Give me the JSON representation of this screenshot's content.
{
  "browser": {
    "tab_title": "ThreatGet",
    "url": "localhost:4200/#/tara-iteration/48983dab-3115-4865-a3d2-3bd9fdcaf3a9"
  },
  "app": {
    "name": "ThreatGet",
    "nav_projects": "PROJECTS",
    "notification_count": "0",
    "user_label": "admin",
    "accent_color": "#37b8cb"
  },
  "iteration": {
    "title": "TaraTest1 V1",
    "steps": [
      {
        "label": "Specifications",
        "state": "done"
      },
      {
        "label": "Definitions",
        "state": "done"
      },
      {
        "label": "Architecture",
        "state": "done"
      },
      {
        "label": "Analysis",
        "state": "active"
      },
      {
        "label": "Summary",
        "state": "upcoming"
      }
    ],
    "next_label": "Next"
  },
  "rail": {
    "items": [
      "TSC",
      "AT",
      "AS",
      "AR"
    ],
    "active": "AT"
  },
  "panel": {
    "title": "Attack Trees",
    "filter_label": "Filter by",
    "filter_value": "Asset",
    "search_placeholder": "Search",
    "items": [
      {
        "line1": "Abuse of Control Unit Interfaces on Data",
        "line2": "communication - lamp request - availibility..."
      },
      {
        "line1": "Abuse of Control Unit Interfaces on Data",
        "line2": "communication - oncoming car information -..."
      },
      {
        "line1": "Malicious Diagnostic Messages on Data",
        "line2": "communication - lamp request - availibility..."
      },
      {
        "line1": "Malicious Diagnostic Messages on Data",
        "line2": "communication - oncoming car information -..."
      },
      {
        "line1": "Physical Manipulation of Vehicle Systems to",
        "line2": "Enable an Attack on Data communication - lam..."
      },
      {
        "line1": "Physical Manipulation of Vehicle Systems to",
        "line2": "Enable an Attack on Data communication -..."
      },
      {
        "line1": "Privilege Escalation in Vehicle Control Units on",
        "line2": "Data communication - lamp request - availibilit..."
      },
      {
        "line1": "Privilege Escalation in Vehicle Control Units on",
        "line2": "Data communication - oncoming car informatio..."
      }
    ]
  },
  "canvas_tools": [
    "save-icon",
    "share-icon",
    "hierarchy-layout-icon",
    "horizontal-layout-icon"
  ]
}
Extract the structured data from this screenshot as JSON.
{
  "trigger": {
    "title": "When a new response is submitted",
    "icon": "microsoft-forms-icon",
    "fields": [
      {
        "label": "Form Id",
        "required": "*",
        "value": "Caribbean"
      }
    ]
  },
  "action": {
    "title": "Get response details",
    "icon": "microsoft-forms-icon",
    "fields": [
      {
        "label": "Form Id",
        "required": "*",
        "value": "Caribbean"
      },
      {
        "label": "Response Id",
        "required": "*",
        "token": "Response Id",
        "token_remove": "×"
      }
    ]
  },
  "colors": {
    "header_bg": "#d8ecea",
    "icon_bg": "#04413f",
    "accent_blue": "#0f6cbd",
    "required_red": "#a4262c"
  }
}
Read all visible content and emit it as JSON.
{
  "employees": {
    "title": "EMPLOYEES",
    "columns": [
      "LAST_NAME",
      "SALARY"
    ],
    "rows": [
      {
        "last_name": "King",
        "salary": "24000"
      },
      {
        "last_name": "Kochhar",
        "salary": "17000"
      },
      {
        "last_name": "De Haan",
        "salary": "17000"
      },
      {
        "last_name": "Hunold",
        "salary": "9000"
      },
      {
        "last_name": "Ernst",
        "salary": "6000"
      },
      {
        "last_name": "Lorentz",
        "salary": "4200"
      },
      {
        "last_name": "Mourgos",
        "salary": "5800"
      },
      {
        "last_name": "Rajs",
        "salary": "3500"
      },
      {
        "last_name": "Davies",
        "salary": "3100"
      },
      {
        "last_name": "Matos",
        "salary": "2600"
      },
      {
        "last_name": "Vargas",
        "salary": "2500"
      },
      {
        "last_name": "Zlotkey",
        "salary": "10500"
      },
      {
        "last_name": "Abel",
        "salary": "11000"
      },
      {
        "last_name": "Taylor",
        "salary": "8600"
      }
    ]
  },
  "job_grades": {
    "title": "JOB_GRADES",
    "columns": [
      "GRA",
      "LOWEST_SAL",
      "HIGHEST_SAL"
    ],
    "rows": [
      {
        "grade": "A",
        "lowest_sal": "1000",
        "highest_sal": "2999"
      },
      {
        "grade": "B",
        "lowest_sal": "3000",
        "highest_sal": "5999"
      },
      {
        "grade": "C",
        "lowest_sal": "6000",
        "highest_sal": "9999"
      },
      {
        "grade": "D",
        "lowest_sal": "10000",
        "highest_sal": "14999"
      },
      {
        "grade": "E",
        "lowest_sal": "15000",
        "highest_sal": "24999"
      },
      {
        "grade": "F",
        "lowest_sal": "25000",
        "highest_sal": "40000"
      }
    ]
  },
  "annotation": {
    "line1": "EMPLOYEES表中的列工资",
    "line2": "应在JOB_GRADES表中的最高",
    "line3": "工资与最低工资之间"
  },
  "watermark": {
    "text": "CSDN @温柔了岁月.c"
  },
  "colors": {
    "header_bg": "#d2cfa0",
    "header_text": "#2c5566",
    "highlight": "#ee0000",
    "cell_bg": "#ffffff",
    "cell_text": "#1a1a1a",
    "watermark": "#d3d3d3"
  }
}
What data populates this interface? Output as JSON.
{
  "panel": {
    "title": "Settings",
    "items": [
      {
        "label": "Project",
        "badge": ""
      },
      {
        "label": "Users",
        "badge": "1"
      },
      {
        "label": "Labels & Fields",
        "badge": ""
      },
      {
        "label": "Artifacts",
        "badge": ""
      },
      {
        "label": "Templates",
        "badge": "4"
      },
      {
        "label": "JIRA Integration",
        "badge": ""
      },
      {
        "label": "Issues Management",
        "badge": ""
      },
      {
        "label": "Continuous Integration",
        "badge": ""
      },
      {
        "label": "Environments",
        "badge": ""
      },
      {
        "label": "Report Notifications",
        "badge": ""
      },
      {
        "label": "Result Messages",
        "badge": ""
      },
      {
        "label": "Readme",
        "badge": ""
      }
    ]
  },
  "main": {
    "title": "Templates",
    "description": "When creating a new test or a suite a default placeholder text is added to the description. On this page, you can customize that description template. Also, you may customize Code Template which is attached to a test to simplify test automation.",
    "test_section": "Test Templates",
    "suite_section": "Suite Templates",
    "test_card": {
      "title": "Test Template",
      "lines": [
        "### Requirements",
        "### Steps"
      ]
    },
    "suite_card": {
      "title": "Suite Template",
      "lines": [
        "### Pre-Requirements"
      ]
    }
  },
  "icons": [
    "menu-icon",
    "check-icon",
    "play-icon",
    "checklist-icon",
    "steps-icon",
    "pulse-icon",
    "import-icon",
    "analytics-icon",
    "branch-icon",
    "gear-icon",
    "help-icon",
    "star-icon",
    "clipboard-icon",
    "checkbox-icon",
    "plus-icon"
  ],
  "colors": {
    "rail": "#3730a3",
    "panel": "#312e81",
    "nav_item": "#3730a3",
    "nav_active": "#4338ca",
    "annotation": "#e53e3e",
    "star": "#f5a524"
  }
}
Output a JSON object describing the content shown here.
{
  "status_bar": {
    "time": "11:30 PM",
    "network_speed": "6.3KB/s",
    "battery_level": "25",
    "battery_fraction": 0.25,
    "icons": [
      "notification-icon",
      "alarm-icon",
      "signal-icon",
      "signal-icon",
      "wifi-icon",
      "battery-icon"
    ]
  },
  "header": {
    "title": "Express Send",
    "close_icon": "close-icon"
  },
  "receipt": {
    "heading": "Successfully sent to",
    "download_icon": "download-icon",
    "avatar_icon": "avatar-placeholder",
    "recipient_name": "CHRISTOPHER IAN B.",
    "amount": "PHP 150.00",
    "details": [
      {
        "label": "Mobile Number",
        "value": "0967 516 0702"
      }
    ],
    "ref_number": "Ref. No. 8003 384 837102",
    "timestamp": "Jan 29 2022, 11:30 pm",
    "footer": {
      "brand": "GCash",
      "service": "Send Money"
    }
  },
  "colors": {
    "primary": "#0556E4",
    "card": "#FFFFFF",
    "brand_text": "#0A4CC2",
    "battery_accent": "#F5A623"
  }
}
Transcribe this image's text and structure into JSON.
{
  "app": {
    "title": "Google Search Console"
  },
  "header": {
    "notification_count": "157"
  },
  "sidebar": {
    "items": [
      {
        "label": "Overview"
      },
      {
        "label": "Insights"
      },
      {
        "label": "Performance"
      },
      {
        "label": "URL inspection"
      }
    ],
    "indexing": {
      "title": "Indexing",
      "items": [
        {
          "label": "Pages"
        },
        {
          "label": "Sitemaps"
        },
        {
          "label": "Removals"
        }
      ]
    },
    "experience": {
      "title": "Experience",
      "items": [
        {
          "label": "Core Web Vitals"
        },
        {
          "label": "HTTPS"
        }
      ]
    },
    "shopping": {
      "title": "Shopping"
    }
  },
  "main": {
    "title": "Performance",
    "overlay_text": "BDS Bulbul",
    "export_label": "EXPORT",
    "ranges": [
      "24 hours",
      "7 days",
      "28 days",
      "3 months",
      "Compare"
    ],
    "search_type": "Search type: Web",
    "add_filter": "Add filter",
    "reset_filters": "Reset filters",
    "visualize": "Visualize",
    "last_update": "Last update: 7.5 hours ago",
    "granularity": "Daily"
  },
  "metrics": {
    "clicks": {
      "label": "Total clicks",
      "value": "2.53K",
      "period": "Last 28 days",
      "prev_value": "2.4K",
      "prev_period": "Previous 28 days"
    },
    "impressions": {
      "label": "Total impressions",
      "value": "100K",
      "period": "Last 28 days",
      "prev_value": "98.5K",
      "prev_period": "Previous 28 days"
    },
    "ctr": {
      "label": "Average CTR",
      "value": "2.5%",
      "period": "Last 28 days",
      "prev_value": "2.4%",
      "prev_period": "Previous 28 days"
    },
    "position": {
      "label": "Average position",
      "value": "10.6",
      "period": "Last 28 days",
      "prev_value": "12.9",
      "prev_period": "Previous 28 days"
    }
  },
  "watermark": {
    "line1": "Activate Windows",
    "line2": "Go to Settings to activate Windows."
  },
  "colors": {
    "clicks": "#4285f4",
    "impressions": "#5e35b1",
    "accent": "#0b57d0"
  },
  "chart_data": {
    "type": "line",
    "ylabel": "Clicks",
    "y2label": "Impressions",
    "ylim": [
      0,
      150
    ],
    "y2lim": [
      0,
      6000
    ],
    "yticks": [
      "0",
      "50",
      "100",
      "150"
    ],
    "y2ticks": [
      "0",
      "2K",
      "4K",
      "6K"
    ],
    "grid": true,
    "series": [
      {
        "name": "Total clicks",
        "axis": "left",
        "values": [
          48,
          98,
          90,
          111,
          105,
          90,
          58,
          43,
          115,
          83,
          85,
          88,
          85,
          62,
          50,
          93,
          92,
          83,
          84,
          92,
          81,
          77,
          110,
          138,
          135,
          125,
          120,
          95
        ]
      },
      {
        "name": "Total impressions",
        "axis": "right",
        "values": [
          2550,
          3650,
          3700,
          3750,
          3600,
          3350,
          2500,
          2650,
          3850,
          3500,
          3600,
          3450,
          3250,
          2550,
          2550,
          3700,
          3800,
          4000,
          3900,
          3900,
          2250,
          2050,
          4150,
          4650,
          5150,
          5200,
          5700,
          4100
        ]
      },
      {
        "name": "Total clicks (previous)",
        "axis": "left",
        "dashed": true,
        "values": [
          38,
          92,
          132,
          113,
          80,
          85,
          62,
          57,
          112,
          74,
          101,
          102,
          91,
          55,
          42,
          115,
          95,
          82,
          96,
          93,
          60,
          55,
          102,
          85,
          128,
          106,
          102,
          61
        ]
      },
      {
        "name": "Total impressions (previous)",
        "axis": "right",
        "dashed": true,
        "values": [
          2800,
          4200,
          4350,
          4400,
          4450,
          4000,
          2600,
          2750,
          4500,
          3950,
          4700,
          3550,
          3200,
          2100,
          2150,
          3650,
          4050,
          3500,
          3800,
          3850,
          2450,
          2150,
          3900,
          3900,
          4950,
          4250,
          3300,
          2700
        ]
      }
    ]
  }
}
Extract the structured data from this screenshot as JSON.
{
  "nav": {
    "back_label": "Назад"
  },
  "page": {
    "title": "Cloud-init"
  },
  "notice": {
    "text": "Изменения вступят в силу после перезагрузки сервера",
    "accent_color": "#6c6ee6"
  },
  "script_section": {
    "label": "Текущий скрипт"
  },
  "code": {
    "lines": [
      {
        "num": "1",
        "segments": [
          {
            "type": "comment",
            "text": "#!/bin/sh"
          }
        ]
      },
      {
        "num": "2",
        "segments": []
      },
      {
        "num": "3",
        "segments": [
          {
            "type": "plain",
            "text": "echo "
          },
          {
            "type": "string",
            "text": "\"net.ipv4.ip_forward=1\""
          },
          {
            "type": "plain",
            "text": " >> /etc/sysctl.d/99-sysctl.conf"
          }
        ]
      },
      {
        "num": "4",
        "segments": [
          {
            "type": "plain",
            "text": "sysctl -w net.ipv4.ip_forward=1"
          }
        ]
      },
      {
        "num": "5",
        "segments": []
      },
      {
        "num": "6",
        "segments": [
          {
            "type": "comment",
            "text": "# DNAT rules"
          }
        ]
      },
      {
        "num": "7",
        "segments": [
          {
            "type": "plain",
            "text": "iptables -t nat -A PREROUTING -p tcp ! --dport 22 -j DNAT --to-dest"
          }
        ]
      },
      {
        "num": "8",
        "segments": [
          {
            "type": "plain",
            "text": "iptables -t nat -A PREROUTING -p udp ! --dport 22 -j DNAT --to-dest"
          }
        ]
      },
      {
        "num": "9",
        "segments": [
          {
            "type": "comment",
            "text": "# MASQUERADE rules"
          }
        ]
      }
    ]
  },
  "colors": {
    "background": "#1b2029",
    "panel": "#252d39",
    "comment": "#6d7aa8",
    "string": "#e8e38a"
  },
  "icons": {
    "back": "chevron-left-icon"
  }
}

----------------------------------------

▶ **Given problem**: Write down every line of the data above that includes the string "Send".

▶ **Response**:
    "title": "Express Send",
      "service": "Send Money"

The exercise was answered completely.